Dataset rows
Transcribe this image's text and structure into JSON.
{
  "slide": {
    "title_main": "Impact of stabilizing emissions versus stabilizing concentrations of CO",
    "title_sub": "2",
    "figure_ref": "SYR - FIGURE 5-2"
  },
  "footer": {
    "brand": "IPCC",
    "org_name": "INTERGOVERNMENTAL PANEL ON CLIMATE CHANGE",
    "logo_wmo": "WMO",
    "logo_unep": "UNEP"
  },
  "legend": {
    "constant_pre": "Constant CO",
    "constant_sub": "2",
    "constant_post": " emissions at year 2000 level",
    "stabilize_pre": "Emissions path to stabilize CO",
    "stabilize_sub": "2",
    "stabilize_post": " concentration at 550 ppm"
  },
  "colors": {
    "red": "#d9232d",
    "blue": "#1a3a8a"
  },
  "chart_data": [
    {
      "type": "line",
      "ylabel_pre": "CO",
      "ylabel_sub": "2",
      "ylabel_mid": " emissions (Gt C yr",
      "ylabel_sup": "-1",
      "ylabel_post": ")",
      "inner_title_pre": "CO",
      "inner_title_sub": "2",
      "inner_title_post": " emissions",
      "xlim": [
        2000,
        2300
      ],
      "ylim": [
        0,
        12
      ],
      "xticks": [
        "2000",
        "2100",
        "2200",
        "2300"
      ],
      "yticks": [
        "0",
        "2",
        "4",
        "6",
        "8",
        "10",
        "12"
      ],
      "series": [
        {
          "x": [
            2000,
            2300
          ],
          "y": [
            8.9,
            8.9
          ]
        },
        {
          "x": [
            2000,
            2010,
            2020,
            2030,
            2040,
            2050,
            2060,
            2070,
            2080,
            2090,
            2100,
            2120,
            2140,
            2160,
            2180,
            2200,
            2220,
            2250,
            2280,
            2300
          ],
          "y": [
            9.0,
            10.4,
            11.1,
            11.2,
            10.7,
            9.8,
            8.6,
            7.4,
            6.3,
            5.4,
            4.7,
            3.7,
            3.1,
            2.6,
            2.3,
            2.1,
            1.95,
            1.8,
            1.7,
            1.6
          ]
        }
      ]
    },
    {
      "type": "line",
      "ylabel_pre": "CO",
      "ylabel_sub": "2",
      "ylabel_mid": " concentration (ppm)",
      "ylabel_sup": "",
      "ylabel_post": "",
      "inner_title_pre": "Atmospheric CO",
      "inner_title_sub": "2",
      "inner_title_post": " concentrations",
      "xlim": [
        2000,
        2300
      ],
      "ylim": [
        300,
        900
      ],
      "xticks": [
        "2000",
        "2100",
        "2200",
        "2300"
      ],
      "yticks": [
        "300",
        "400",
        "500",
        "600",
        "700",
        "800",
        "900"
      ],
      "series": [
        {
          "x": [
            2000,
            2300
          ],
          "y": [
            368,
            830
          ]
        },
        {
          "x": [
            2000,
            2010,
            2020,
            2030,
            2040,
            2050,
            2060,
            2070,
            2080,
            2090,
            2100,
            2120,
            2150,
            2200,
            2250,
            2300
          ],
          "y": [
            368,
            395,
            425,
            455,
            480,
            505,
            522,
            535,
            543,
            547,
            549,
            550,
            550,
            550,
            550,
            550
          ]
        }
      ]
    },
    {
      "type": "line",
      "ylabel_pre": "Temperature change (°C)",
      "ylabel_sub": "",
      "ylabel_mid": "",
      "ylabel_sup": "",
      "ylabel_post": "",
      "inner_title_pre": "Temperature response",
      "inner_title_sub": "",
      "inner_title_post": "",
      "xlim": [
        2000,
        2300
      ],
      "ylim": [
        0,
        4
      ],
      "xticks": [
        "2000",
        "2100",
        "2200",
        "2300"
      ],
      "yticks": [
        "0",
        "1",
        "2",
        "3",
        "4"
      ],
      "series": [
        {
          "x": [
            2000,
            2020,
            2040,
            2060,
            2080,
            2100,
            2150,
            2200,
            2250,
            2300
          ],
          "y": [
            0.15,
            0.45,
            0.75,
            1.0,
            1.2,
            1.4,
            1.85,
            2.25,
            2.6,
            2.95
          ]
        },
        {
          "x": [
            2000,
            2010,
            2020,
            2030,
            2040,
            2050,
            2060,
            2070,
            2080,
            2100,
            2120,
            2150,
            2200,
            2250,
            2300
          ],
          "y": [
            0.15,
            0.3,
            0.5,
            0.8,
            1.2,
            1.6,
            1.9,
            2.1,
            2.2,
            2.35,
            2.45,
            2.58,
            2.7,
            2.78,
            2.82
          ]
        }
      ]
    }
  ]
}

==

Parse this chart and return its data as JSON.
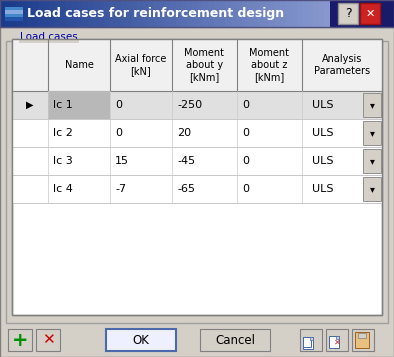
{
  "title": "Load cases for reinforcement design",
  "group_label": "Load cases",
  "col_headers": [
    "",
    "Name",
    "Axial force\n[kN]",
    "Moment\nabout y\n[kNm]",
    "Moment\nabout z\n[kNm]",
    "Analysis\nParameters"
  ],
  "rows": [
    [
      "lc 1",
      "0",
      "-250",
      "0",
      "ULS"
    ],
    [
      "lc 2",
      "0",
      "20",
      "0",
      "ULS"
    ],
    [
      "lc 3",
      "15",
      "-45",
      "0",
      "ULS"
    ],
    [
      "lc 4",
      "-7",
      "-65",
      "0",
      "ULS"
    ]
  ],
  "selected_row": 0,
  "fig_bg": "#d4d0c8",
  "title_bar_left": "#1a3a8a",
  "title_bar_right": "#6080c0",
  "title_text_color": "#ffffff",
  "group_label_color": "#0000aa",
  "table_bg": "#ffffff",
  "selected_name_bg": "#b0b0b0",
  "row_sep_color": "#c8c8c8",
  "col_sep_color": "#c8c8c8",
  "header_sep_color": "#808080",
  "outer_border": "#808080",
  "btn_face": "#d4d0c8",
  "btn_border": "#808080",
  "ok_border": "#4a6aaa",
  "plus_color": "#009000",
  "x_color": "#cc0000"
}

▶ _DIRECTIONS FOR THIS TASK_:
Scan the records for the string "concentrations". Copy each line in which it appears.

▶ _WRITTEN RESPONSE_:
    "title_main": "Impact of stabilizing emissions versus stabilizing concentrations of CO",
      "inner_title_post": " concentrations",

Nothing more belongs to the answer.